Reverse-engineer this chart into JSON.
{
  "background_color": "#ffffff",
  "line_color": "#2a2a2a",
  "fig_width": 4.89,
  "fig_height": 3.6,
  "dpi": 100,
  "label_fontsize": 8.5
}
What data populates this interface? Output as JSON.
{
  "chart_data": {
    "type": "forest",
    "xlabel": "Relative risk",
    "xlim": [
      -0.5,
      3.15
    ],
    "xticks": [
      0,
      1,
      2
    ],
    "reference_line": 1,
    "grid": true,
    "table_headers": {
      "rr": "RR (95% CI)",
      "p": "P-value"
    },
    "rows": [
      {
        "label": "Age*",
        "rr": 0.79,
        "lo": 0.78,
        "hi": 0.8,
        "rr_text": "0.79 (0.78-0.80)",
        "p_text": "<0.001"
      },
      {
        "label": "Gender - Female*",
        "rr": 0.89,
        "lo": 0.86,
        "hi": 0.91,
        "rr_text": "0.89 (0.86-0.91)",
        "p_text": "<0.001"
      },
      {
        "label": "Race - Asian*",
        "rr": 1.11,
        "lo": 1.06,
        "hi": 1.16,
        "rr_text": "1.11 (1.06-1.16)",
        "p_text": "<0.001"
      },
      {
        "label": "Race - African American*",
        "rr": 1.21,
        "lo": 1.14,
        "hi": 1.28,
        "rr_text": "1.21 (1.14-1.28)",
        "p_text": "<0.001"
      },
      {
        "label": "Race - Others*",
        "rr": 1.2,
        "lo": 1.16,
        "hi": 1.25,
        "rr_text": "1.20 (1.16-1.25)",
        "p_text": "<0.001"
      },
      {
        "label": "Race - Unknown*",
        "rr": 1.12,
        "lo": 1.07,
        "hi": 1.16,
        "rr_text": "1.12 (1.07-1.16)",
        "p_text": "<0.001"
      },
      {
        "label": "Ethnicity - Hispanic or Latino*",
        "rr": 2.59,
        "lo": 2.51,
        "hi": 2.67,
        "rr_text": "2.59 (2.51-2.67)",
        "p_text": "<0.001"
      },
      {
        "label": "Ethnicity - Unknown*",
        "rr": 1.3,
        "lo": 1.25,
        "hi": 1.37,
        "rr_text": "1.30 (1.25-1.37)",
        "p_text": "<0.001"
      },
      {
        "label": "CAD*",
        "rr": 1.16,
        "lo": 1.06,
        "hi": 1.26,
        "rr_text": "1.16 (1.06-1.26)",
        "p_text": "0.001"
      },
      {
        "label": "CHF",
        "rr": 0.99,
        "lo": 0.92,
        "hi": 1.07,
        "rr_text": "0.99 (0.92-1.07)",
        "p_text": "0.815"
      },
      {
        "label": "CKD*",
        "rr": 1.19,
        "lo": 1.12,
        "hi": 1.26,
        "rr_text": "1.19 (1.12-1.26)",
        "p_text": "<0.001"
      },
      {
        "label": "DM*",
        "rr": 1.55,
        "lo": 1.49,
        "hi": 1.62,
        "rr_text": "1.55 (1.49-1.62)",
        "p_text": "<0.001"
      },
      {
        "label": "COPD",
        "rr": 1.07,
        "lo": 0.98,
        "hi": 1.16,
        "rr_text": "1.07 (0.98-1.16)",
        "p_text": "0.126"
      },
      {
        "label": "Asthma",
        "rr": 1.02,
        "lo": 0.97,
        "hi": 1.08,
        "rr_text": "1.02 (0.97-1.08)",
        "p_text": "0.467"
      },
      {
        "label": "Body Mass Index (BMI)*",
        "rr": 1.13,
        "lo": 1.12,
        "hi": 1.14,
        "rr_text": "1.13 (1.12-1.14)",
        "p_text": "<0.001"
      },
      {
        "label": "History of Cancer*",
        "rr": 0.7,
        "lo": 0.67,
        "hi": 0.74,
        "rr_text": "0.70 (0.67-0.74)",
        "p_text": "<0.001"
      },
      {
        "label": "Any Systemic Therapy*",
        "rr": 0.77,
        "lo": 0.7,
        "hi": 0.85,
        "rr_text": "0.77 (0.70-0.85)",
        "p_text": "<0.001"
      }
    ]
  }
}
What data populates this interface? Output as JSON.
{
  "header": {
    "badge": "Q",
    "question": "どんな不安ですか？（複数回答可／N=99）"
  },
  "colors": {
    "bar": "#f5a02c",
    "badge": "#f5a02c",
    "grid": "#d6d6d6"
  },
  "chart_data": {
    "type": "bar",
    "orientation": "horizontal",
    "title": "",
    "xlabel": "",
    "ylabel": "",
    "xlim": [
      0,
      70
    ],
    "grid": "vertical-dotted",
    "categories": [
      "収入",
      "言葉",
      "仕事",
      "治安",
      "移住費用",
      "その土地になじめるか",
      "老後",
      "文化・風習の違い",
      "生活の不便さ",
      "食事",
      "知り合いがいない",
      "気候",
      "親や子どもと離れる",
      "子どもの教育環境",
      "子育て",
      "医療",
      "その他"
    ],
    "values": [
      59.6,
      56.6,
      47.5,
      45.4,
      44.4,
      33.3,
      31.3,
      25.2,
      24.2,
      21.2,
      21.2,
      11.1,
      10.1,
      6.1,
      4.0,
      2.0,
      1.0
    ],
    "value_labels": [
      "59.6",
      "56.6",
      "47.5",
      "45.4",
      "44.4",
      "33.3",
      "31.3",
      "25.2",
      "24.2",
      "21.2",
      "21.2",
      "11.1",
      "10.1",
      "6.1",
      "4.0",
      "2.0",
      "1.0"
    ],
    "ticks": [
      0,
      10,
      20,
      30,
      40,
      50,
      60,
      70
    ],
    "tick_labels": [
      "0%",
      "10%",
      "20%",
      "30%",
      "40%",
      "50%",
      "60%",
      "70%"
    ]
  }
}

____________________

REQUIREMENTS: Using the data above, copy each line that contains "Unknown".

FINAL RESULT:
        "label": "Race - Unknown*",
        "label": "Ethnicity - Unknown*",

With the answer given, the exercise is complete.